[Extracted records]
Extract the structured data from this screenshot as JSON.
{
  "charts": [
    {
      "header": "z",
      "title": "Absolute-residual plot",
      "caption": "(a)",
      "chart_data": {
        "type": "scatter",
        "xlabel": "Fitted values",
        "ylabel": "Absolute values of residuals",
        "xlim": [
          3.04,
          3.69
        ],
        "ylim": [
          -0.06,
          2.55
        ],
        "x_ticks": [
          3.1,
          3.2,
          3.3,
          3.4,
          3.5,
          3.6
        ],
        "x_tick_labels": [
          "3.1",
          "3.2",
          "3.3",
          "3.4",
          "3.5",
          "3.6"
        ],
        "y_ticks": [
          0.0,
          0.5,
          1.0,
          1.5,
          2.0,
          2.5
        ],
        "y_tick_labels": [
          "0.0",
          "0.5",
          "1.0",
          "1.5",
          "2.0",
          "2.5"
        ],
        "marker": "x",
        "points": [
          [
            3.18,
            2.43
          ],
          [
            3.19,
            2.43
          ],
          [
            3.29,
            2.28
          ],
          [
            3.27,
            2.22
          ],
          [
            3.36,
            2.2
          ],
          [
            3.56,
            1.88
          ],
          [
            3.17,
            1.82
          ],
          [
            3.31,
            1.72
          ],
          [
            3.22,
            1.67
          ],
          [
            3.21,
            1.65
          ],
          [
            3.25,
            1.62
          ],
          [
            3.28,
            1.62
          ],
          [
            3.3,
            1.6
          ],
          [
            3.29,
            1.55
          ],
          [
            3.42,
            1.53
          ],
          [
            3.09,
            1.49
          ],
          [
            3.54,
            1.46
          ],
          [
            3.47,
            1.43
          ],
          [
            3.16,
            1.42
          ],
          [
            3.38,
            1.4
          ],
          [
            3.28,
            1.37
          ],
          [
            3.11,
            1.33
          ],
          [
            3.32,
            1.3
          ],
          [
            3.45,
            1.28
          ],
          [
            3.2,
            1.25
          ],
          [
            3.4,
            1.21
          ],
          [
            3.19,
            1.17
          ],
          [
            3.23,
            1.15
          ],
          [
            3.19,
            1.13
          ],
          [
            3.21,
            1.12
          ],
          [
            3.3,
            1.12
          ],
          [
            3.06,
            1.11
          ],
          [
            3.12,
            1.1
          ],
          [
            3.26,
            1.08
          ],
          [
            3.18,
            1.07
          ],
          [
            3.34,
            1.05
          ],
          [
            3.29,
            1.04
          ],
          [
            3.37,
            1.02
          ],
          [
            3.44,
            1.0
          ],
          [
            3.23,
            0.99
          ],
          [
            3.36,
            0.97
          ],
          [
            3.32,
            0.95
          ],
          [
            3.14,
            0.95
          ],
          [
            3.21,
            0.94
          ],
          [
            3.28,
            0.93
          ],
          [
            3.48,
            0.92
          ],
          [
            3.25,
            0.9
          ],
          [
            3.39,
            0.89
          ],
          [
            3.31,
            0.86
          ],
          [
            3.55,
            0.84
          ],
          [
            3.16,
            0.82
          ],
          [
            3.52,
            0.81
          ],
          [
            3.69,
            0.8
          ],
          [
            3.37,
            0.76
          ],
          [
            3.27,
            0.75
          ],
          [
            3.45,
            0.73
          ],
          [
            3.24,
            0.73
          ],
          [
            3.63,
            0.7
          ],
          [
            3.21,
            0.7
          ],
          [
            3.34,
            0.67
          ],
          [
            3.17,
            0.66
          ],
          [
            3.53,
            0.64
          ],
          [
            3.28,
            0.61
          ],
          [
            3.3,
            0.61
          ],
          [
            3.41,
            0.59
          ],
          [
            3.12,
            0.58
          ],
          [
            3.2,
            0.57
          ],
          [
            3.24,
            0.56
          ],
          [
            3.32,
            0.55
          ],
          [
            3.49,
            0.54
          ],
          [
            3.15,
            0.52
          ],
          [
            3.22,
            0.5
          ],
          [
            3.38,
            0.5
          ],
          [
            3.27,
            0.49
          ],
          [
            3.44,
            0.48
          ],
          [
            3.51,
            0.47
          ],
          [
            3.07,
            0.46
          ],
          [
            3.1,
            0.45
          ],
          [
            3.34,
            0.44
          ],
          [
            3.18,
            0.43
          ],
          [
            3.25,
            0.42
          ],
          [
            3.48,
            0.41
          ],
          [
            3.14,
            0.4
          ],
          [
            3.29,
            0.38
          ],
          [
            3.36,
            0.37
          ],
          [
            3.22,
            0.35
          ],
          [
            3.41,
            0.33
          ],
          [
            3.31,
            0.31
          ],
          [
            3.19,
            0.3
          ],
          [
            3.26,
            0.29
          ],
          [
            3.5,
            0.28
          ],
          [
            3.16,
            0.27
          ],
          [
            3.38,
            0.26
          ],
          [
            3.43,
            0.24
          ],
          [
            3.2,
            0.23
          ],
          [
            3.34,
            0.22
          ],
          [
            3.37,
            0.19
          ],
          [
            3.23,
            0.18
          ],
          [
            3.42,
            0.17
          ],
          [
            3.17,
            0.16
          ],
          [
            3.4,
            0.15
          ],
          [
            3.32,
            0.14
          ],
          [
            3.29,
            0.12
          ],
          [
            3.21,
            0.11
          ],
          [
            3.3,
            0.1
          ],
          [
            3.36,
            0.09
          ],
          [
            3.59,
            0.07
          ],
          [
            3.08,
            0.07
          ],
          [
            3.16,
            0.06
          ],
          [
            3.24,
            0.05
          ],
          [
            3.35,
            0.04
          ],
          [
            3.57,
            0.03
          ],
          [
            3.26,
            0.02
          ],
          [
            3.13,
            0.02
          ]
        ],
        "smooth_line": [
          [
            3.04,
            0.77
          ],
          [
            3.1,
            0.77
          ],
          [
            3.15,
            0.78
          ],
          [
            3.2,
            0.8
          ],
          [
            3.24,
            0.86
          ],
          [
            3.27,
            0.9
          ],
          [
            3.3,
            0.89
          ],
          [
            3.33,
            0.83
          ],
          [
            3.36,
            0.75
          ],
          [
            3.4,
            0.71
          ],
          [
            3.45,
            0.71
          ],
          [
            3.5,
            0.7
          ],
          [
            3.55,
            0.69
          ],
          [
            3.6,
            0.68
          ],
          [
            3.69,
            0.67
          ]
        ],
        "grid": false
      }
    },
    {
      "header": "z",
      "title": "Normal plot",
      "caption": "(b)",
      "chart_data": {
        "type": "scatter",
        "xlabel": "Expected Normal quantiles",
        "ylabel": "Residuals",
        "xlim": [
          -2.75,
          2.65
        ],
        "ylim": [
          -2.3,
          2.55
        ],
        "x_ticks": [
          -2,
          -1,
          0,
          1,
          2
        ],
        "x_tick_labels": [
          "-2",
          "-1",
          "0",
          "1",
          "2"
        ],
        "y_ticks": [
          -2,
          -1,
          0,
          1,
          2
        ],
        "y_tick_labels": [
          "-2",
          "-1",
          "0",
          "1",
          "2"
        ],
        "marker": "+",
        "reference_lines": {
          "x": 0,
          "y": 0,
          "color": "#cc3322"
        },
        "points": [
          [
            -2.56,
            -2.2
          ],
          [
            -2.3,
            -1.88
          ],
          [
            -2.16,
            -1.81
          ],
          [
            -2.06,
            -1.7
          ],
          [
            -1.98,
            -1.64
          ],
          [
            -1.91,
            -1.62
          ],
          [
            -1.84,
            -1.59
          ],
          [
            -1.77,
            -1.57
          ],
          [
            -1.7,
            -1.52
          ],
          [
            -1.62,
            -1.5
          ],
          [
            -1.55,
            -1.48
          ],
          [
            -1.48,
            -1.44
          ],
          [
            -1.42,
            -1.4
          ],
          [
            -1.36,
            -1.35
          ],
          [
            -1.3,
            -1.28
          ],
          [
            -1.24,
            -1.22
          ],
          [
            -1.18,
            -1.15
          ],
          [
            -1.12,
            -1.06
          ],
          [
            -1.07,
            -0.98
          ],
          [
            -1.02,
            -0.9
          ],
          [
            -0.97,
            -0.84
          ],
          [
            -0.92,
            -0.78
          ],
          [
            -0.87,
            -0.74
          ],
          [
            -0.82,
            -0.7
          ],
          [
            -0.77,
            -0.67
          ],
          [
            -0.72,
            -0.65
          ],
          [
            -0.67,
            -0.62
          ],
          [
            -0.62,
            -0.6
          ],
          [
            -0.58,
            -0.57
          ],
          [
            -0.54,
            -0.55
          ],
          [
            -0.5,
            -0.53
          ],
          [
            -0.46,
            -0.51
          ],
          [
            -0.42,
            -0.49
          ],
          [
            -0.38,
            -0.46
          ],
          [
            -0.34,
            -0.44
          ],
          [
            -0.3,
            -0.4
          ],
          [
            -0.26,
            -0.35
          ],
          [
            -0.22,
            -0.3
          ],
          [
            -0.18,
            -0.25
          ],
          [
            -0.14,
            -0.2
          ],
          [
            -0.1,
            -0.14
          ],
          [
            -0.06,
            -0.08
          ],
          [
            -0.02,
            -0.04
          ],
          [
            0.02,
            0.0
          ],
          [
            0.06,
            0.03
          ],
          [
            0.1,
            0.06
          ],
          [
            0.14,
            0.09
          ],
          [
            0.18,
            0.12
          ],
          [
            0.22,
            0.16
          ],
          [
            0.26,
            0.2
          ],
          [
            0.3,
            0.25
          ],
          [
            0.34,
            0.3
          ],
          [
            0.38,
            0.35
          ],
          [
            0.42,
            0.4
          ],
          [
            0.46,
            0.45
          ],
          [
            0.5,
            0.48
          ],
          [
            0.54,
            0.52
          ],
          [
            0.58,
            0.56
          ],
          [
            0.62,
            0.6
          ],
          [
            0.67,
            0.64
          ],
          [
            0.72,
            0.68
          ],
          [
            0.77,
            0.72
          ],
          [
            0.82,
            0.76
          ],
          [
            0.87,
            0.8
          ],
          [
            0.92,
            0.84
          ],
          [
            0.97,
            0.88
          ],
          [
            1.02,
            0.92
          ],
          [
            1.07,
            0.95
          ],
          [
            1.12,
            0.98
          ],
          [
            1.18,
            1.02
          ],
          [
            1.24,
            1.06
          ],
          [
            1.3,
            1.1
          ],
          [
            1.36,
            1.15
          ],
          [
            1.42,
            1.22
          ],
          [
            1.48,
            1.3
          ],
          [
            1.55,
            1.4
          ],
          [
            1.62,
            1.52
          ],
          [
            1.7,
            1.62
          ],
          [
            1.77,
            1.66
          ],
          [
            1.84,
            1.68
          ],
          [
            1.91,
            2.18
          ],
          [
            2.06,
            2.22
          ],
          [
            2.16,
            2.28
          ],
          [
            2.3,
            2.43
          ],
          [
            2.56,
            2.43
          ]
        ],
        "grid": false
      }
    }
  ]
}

[EXERCISE DIRECTIONS] Pick out all lines from the data above in which the word "ylabel" appears.

[TASK OUTPUT]
        "ylabel": "Absolute values of residuals",
        "ylabel": "Residuals",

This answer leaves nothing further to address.